■ What the task requires ■
Count how many lines hold the string "yang", and give only that number.

■ Input records ■
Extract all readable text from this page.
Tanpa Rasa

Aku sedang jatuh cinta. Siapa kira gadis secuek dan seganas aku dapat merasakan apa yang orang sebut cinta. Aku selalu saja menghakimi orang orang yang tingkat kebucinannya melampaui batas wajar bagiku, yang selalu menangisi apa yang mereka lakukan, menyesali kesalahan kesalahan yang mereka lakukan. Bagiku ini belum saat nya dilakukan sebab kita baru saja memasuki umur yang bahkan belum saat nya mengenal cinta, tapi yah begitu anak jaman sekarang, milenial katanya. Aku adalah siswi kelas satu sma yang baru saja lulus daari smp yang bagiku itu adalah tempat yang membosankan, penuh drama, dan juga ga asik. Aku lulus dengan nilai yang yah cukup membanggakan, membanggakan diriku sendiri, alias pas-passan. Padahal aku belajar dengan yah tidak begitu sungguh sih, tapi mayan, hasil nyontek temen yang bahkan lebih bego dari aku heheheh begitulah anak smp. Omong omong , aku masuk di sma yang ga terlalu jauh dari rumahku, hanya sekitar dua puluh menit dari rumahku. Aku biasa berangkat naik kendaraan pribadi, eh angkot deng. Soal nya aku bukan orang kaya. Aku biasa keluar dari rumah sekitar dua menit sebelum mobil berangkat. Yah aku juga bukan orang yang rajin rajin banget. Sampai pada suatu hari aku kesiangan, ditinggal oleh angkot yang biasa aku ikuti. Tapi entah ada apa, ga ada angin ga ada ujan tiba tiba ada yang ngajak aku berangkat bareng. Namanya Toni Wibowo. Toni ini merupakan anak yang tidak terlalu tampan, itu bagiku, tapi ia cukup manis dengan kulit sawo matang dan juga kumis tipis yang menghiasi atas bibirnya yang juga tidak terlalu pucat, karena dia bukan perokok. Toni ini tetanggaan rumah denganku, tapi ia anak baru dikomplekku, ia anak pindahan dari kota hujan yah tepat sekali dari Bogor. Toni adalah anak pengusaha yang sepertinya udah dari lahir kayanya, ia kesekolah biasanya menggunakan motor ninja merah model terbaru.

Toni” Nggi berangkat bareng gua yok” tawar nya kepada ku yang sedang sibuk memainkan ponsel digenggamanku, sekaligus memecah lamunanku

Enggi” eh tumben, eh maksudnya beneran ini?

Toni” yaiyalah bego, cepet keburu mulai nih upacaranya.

■ Answer to this task ■
2